» Task prompt
The answer is one number: how many lines hold the string "cose".

### Listing

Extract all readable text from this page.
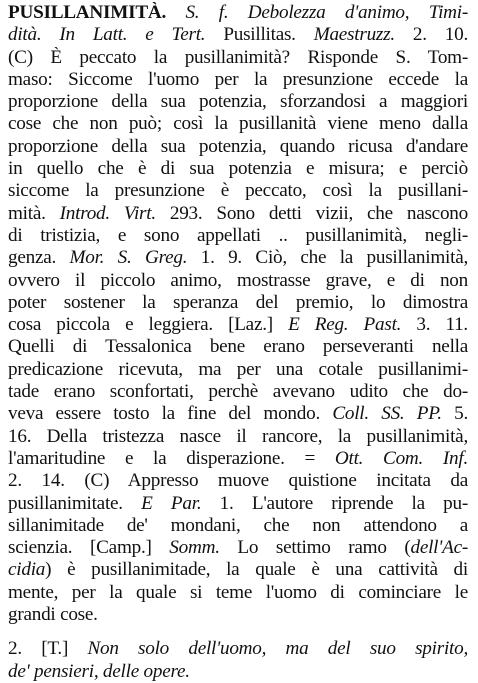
PUSILLANIMITÀ. S. f. Debolezza d'animo, Timi-
dità. In Latt. e Tert. Pusillitas. Maestruzz. 2. 10.
(C) È peccato la pusillanimità? Risponde S. Tom-
maso: Siccome l'uomo per la presunzione eccede la
proporzione della sua potenzia, sforzandosi a maggiori
cose che non può; così la pusillanità viene meno dalla
proporzione della sua potenzia, quando ricusa d'andare
in quello che è di sua potenzia e misura; e perciò
siccome la presunzione è peccato, così la pusillani-
mità. Introd. Virt. 293. Sono detti vizii, che nascono
di tristizia, e sono appellati .. pusillanimità, negli-
genza. Mor. S. Greg. 1. 9. Ciò, che la pusillanimità,
ovvero il piccolo animo, mostrasse grave, e di non
poter sostener la speranza del premio, lo dimostra
cosa piccola e leggiera. [Laz.] E Reg. Past. 3. 11.
Quelli di Tessalonica bene erano perseveranti nella
predicazione ricevuta, ma per una cotale pusillanimi-
tade erano sconfortati, perchè avevano udito che do-
veva essere tosto la fine del mondo. Coll. SS. PP. 5.
16. Della tristezza nasce il rancore, la pusillanimità,
l'amaritudine e la disperazione. = Ott. Com. Inf.
2. 14. (C) Appresso muove quistione incitata da
pusillanimitate. E Par. 1. L'autore riprende la pu-
sillanimitade de' mondani, che non attendono a
scienzia. [Camp.] Somm. Lo settimo ramo (dell'Ac-
cidia) è pusillanimitade, la quale è una cattività di
mente, per la quale si teme l'uomo di cominciare le
grandi cose.
2. [T.] Non solo dell'uomo, ma del suo spirito,
de' pensieri, delle opere.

######

» Exercise response
2